* begin Given information *

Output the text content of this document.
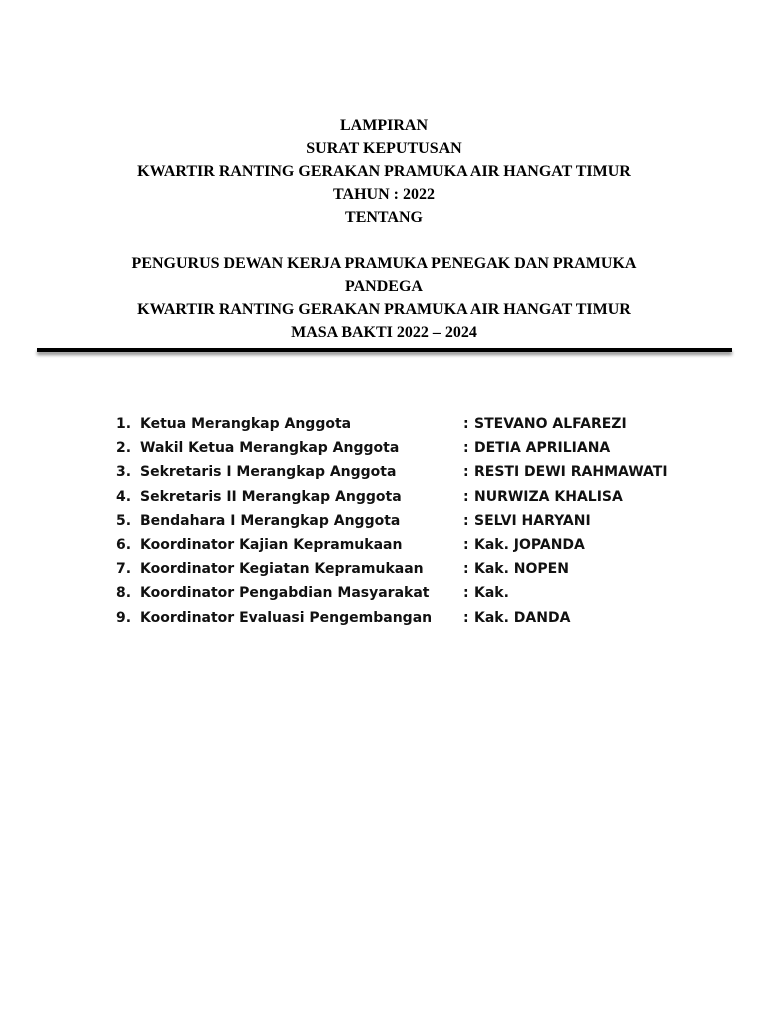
LAMPIRAN
SURAT KEPUTUSAN
KWARTIR RANTING GERAKAN PRAMUKA AIR HANGAT TIMUR
TAHUN : 2022
TENTANG
PENGURUS DEWAN KERJA PRAMUKA PENEGAK DAN PRAMUKA
PANDEGA
KWARTIR RANTING GERAKAN PRAMUKA AIR HANGAT TIMUR
MASA BAKTI 2022 – 2024
1. Ketua Merangkap Anggota	: STEVANO ALFAREZI
2. Wakil Ketua Merangkap Anggota	: DETIA APRILIANA
3. Sekretaris I Merangkap Anggota	: RESTI DEWI RAHMAWATI
4. Sekretaris II Merangkap Anggota	: NURWIZA KHALISA
5. Bendahara I Merangkap Anggota	: SELVI HARYANI
6. Koordinator Kajian Kepramukaan	: Kak. JOPANDA
7. Koordinator Kegiatan Kepramukaan	: Kak. NOPEN
8. Koordinator Pengabdian Masyarakat	: Kak.
9. Koordinator Evaluasi Pengembangan	: Kak. DANDA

* end Given information *

What to work on |
Omit the pictures, then quote the rest of the material above exactly.

Result |
Output the text content of this document.
LAMPIRAN
SURAT KEPUTUSAN
KWARTIR RANTING GERAKAN PRAMUKA AIR HANGAT TIMUR
TAHUN : 2022
TENTANG
PENGURUS DEWAN KERJA PRAMUKA PENEGAK DAN PRAMUKA
PANDEGA
KWARTIR RANTING GERAKAN PRAMUKA AIR HANGAT TIMUR
MASA BAKTI 2022 – 2024
1. Ketua Merangkap Anggota	: STEVANO ALFAREZI
2. Wakil Ketua Merangkap Anggota	: DETIA APRILIANA
3. Sekretaris I Merangkap Anggota	: RESTI DEWI RAHMAWATI
4. Sekretaris II Merangkap Anggota	: NURWIZA KHALISA
5. Bendahara I Merangkap Anggota	: SELVI HARYANI
6. Koordinator Kajian Kepramukaan	: Kak. JOPANDA
7. Koordinator Kegiatan Kepramukaan	: Kak. NOPEN
8. Koordinator Pengabdian Masyarakat	: Kak.
9. Koordinator Evaluasi Pengembangan	: Kak. DANDA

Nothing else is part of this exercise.